What the exercise asks> Keep the pictures out of the copy and print all the entries below exactly.

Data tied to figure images
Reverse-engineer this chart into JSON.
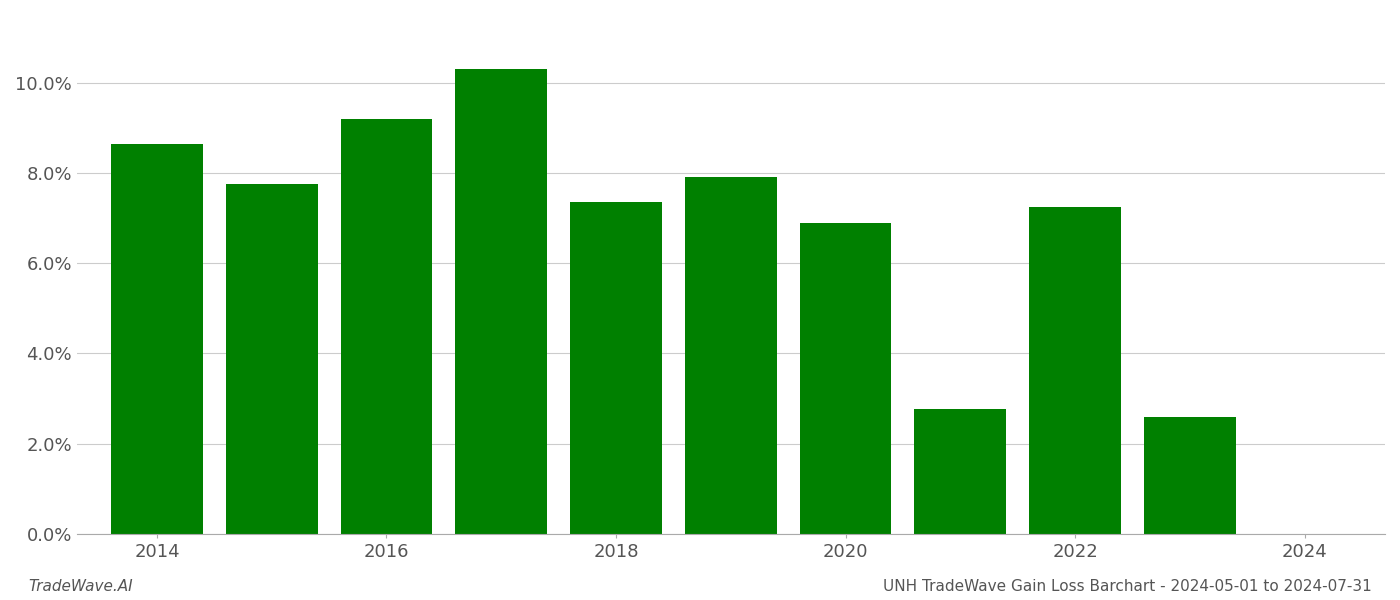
{
  "years": [
    2014,
    2015,
    2016,
    2017,
    2018,
    2019,
    2020,
    2021,
    2022,
    2023
  ],
  "values": [
    0.0865,
    0.0775,
    0.092,
    0.103,
    0.0735,
    0.079,
    0.069,
    0.0278,
    0.0725,
    0.026
  ],
  "bar_color": "#008000",
  "background_color": "#ffffff",
  "footer_left": "TradeWave.AI",
  "footer_right": "UNH TradeWave Gain Loss Barchart - 2024-05-01 to 2024-07-31",
  "ylim": [
    0,
    0.115
  ],
  "ytick_interval": 0.02,
  "grid_color": "#cccccc",
  "bar_width": 0.8,
  "footer_fontsize": 11,
  "tick_fontsize": 13,
  "xlim": [
    2013.3,
    2024.7
  ],
  "xtick_positions": [
    2014,
    2016,
    2018,
    2020,
    2022,
    2024
  ],
  "xtick_labels": [
    "2014",
    "2016",
    "2018",
    "2020",
    "2022",
    "2024"
  ]
}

Right answer>
Reverse-engineer this chart into JSON.
{
  "years": [
    2014,
    2015,
    2016,
    2017,
    2018,
    2019,
    2020,
    2021,
    2022,
    2023
  ],
  "values": [
    0.0865,
    0.0775,
    0.092,
    0.103,
    0.0735,
    0.079,
    0.069,
    0.0278,
    0.0725,
    0.026
  ],
  "bar_color": "#008000",
  "background_color": "#ffffff",
  "footer_left": "TradeWave.AI",
  "footer_right": "UNH TradeWave Gain Loss Barchart - 2024-05-01 to 2024-07-31",
  "ylim": [
    0,
    0.115
  ],
  "ytick_interval": 0.02,
  "grid_color": "#cccccc",
  "bar_width": 0.8,
  "footer_fontsize": 11,
  "tick_fontsize": 13,
  "xlim": [
    2013.3,
    2024.7
  ],
  "xtick_positions": [
    2014,
    2016,
    2018,
    2020,
    2022,
    2024
  ],
  "xtick_labels": [
    "2014",
    "2016",
    "2018",
    "2020",
    "2022",
    "2024"
  ]
}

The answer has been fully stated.